**Yang Perlu Dikerjakan**
1. Menurut tulisan tentang harapan kepada manusia, perasaan ingin diperlakukan bagaimana oleh manusia yang sering membuat kita sakit hati? Sebutkan semuanya.
2. Sambung tulisan tentang harapan kepada manusia mulai dari titik terakhirnya.

**Teks yang Diberikan**
****

Betapa tenteram dan nyamannya hidup
ini jikalau di dalam hati tidak memiliki perasaan berharap kepada manusia.
Setiap langkah yang terayun, keringat yang menetes, bahkan tenaga dan pikiran
yang dikeluarkan adalah dalam rangka mempersembahkan yang terbaik agar Alloh
suka dan cinta. Betapa bebasnya hidup ini jikalau hati tak terikat oleh
makhluk. Setiap hari bebas dari memikirkannya, bebas menentukan arah yang
diinginkan, dan yang terpenting adalah terbebas dari “perbudakan”. Benar-benar bahagia
seperti burung yang terbang bebas di udara atau ikan yang berenang di lautan.
Tahukah kita, ternyata hal yang sering
membuat kita sakit hati bukanlah hujatan atau makian orang lain kepada kita,
tetapi karena adanya perasaan ingin dipuji, dihargai, dan dicintai oleh manusia
yang menyesaki ruang hati kita. Betapa lelahnya orang yang hidup seperti ini,
dia akan rela mengerahkan segenap daya dan upaya yang dimilikinya hanya agar
orang lain memuji atau memberi penghargaan kepadanya. Fikirannya terlalu fokus
pada penilaian manusia sampai-sampai melupakan, bahkan menghilangkan kedudukan
Alloh di hatinya. Miris sekali rasanya.
Sungguh, semua pandangan dan
penilaian dari manusia tidak akan kekal, hanya sebentar, lalu buyar. Memang, pada
awalnya, orang yang telah sukses membuat orang lain memujinya, dia akan
merasakan kebahagiaan yang besar, seakan-akan dia adalah orang yang paling
hebat. Tetapi, ternyata semua anggapan itu tak sepenuhnya benar. Kebahagiaan
yang dirasakannya semu dan tak akan lama. Semu karena sebenarnya penghargaan
manusia itu tipuan yang bisa membuat terlena jika tak pandai menyikapinya. Penghargaan-penghargaan
manusia pun hanya sebentar seperti ember yang jatuh, “gubrak!!” lalu selesai.
Tidak dilarang merasa bahagia
dengan pujian atau penghargaan semacamnya dari manusia. Tapi yang perlu
diperhatikan adalah cara kita menyikapinya. Jikalau kita menyikapinya dengan
bangga diri, atau sombong, maka itulah yang tak diperbolehkan. Misalnya, ketika
ada orang yang diwisuda dengan memakai pakaian toga atau ketika baru menjabat
sebagai direktur suatu perusahaan, lalu temannya memuji, “Bro, sumpah lo keren banget hari ini. Gagah..”. lalu, dia
menanggapinya, “Ah, biasa ini mah. Emang dasarnya gue udah keren kali..” atau “Weits,
gue gitu loh. Kerja keras gue nih..” atau malah seperti ini, “Ya
iyalah. Emang lo, dari dulu sampe sekarang ga lulus-lulus? Haha.. –tertawa
sambil megang perut-” Ini yang salah. Alangkah baiknya jika dia menanggapi
pujian tadi dengan kata-kata seperti ini, “Masa? Ah,ini kan juga karena bantuan lo
bro..” atau “Oh gitu ya? Alhamdulillaah, ini hadiah dari Alloh atas usaha dan doa gue
selama ini. Biasa aja, jangan terlalu
belebihan memuji gue” atau seperti ini, “Alhamdulillaah. Lo kalo berada
posisi kayak gue juga keliatan keren ko. Semoga hati gue lebih keren daripada
tampilan luar gue”

****

Item Tersimpan
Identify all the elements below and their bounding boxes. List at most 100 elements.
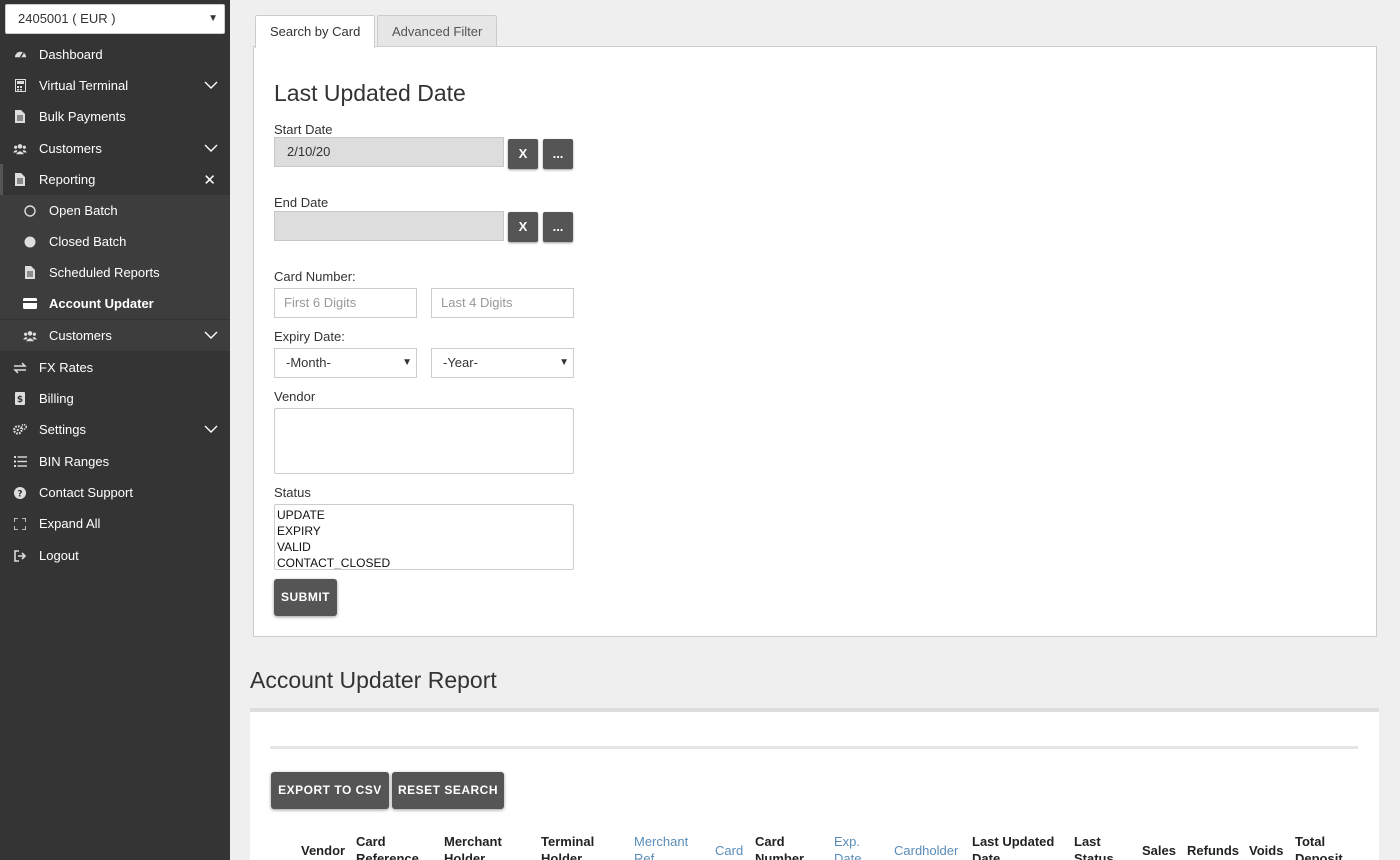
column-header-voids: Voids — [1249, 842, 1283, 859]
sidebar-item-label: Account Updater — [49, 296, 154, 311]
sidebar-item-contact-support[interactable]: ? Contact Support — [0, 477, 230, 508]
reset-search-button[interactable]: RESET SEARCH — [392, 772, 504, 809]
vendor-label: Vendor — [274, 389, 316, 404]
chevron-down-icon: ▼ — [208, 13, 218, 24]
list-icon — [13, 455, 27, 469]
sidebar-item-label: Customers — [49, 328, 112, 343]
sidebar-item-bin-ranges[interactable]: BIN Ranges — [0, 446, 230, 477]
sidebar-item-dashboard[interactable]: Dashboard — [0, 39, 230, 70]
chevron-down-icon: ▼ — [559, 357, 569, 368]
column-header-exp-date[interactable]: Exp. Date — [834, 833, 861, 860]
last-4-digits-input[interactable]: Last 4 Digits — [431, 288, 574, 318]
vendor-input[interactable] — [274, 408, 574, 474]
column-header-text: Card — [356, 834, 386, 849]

****

**Sebagai Tanggapan**
1. Perasaan ingin dipuji, dihargai, dan dicintai oleh manusia.

2.
Terlihat sangat kontras dua macam
tanggapan di atas. Tanggapan yang pertama sampai tiga bernadakan kesombongan,
bangga diri, dan yang lebih parah adalah tak bersyukur. Menganggap bahwa yang
ada pada dirinya saat itu adalah buah dari kerjakerasnya selama ini, tak
menyertakan sedikit pun peran Alloh yang sebenarnya telah memberinya izin
sehingga menjadi seperti itu. Coba kalau Alloh tak mengizinkan? Sangat mustahil
ia akan seperti itu. Malah mungkin yang ada, dia akan menjadi terhina dan
dicaci-maki banyak orang.
Pada tanggapan yang empat sampai
enam, kerendahhatian begitu kental terasa. Tidak sombong, bangga diri, atau
melecehkan orang lain. Itulah sebaik-baik pribadi, atau akhlak yang mulia. Dia
menganggap bahwa dirinya bukanlah apa-apa kalau Alloh tak memberinya kesempatan
untuk seperti itu. Dia juga menganggap semuanya sebagai bentuk kasih sayang
Alloh kepada dirinya yang senantiasa berusaha dengan optimal dan
sungguh-sungguh berdoa. (bersambung..)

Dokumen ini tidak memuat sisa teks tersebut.